● Текст для чтения:
Что он для Гаева, который в трактовке Милана Риса всеми силами пытается брезгливо отстраниться от реальности, ускользнуть от настоящего куда‑то туда, в милые его сердцу "80‑е годы"? Символ утрат? Хрупкая защита от неотвратимых перемен, которая только затягивает агонию? Может быть, перед Лопахиным сад готов склонить свои ветви? Этот герой представлен Крейчей человеком наиболее сложной душевной организации среди прочих персонажей спектакля. У Лопахина – Яна Гартла, который появляется перед нами с книгой, в отлично сшитом платье, носит очки в тонкой оправе и дорогую удобную обувь, не только пальцы музыканта, но, может быть, душа художника. Он не сочувствует, но сострадает обитателям имения. Он искренен до наивности и тонок до ранимости. Не потому ли он с такой легкостью соглашается на последнее объяснение с Варей, а потом так и не умеет произнести в нем решающее слово?
Но ведь и для него "сад" – вещь внеположенная, всего‑навсего объект помещения капиталов. За это Лопахин Гартла платит страшно дорого: в минуту торжества новый владелец вишневого сада явно не в себе – то падает на колени, то вскакивает с пола, то переживает упадок сил, то ощущает бешеный их прилив, то чуть не рыдает, то взрывается недоброй радостью... Взлет человека в этой, бесспорно лучшей, сцене спектакля оборачивается крушением. С интеллигентностью покончено раз и навсегда...
Нет сада в душе этих людей. Крейча поведал о мире, в котором не дано выжить духовности и красоте. При этом История выносится им за рамки сценического полотна, воспринимается малоблагоприятным для всех внешним обстоятельством. Режиссер в нее не входит и удерживает от этого своих героев. Они живут только настоящей минутой. Как же судорожно протекает эта "минута" в спектакле Дивадло за Браноу! Крейча продуманно строит образ аморфного, прерывистого существования, все время сбивая его ритм, прерывая общение внелогическими паузами, побуждая актеров смотреть куда‑то мимо партнеров, останавливать на полпути начавшийся жест, отчего рука не попадает в руку, уже протянутую для рукопожатия, объятия размыкаются, но так и не сомкнутся, а человек двигается по сцене, не зная куда и зачем. И все плачут, очень много и по всякому поводу...

● Данные:
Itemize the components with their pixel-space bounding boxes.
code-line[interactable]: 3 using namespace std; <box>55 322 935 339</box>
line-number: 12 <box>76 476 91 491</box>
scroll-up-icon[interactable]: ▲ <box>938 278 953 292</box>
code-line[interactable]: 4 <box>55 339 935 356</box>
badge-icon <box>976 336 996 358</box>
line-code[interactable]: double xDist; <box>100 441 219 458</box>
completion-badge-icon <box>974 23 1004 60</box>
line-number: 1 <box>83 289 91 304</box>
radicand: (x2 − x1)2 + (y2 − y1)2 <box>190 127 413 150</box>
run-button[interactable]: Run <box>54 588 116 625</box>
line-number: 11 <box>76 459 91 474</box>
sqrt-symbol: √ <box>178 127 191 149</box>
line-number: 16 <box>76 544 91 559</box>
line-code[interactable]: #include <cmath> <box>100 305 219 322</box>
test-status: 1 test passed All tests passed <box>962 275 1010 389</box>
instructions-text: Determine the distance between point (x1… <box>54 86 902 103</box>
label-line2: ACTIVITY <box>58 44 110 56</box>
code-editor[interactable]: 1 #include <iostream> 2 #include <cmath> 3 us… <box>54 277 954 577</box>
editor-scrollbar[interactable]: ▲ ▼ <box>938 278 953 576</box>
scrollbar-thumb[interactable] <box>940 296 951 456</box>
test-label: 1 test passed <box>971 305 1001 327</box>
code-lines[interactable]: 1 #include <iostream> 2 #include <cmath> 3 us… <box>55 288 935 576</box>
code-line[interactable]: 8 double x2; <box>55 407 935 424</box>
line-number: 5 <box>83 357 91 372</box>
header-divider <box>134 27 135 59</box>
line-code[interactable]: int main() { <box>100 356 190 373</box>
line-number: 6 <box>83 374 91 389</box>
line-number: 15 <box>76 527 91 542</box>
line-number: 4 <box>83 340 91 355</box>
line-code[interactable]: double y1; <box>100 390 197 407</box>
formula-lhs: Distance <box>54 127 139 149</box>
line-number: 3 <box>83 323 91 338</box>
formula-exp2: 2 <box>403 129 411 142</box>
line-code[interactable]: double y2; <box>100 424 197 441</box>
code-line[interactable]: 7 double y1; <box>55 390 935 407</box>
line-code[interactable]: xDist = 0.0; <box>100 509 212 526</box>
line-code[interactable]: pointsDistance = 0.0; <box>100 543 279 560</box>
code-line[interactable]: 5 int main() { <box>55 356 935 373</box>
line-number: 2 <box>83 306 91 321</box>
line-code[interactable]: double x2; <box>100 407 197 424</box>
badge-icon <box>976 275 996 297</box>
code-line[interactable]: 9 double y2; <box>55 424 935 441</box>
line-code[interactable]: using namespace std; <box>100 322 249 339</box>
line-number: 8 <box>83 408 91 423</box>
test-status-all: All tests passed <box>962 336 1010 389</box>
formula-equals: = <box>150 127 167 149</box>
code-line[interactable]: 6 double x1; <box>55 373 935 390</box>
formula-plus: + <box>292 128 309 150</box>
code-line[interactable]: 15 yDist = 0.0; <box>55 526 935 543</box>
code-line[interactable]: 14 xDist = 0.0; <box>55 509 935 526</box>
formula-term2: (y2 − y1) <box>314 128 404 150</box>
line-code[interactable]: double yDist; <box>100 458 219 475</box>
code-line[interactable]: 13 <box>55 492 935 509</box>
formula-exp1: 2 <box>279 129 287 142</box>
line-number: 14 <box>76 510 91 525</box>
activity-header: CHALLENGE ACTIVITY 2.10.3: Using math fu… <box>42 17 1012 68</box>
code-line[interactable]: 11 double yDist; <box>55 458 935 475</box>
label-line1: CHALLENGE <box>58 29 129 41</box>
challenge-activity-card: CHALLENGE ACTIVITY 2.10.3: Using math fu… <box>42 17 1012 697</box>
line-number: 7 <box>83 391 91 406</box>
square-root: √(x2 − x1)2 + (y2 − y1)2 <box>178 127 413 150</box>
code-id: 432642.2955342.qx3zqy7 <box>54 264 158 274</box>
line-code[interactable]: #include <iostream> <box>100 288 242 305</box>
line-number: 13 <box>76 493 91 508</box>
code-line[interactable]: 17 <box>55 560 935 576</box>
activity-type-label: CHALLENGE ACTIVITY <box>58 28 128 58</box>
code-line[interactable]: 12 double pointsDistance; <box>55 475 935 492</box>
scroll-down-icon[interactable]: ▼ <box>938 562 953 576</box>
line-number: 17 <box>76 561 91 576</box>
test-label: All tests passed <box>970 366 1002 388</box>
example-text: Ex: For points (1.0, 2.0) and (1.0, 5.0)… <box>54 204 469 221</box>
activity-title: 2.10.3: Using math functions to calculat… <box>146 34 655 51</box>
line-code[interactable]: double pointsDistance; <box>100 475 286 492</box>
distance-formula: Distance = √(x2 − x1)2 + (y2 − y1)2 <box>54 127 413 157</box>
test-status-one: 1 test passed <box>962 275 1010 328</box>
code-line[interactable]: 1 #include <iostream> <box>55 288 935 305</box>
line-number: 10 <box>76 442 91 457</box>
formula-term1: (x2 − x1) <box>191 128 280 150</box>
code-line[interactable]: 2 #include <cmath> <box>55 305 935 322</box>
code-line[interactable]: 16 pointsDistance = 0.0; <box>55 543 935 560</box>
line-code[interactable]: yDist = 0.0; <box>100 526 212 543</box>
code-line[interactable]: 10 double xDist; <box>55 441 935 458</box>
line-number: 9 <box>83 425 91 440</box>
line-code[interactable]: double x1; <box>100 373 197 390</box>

● Задание: Перечислите все состояния и действия, которые, согласно тексту о спектакле Крейчи, сменяются у Лопахина в минуту торжества.

● Ответ:
- падает на колени
- вскакивает с пола
- переживает упадок сил
- ощущает бешеный прилив сил
- чуть не рыдает
- взрывается недоброй радостью